Your goal: Will you give every entry again exactly as it stands?

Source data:
■ ■ ■ ■

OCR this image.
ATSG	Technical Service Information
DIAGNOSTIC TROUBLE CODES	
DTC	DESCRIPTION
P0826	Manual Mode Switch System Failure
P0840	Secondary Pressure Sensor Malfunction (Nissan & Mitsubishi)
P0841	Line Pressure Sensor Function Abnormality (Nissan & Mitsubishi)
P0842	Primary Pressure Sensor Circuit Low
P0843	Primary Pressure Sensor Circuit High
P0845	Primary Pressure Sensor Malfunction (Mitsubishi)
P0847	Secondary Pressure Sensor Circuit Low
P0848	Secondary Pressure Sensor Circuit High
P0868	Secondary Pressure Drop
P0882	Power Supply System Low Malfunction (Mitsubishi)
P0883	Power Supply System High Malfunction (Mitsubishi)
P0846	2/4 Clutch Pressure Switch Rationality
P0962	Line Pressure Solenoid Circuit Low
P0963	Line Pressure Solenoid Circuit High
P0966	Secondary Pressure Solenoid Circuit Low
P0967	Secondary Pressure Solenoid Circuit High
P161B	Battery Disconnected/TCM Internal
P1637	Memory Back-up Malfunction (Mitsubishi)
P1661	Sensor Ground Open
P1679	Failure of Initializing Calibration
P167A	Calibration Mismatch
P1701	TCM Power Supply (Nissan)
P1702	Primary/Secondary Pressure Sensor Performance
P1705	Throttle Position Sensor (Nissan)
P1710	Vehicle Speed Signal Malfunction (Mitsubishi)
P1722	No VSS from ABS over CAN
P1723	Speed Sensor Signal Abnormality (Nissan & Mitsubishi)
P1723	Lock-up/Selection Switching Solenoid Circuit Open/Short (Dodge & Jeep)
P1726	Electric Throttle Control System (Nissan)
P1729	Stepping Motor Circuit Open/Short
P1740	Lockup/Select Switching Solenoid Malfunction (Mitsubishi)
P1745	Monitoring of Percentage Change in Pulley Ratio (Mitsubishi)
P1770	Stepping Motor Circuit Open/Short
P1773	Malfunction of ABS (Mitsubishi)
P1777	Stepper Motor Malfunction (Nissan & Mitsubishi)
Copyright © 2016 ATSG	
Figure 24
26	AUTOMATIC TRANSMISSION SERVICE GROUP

■ ■ ■ ■

Task solution:
OCR this image.
ATSG	Technical Service Information
DIAGNOSTIC TROUBLE CODES	
DTC	DESCRIPTION
P0826	Manual Mode Switch System Failure
P0840	Secondary Pressure Sensor Malfunction (Nissan & Mitsubishi)
P0841	Line Pressure Sensor Function Abnormality (Nissan & Mitsubishi)
P0842	Primary Pressure Sensor Circuit Low
P0843	Primary Pressure Sensor Circuit High
P0845	Primary Pressure Sensor Malfunction (Mitsubishi)
P0847	Secondary Pressure Sensor Circuit Low
P0848	Secondary Pressure Sensor Circuit High
P0868	Secondary Pressure Drop
P0882	Power Supply System Low Malfunction (Mitsubishi)
P0883	Power Supply System High Malfunction (Mitsubishi)
P0846	2/4 Clutch Pressure Switch Rationality
P0962	Line Pressure Solenoid Circuit Low
P0963	Line Pressure Solenoid Circuit High
P0966	Secondary Pressure Solenoid Circuit Low
P0967	Secondary Pressure Solenoid Circuit High
P161B	Battery Disconnected/TCM Internal
P1637	Memory Back-up Malfunction (Mitsubishi)
P1661	Sensor Ground Open
P1679	Failure of Initializing Calibration
P167A	Calibration Mismatch
P1701	TCM Power Supply (Nissan)
P1702	Primary/Secondary Pressure Sensor Performance
P1705	Throttle Position Sensor (Nissan)
P1710	Vehicle Speed Signal Malfunction (Mitsubishi)
P1722	No VSS from ABS over CAN
P1723	Speed Sensor Signal Abnormality (Nissan & Mitsubishi)
P1723	Lock-up/Selection Switching Solenoid Circuit Open/Short (Dodge & Jeep)
P1726	Electric Throttle Control System (Nissan)
P1729	Stepping Motor Circuit Open/Short
P1740	Lockup/Select Switching Solenoid Malfunction (Mitsubishi)
P1745	Monitoring of Percentage Change in Pulley Ratio (Mitsubishi)
P1770	Stepping Motor Circuit Open/Short
P1773	Malfunction of ABS (Mitsubishi)
P1777	Stepper Motor Malfunction (Nissan & Mitsubishi)
Copyright © 2016 ATSG	
Figure 24
26	AUTOMATIC TRANSMISSION SERVICE GROUP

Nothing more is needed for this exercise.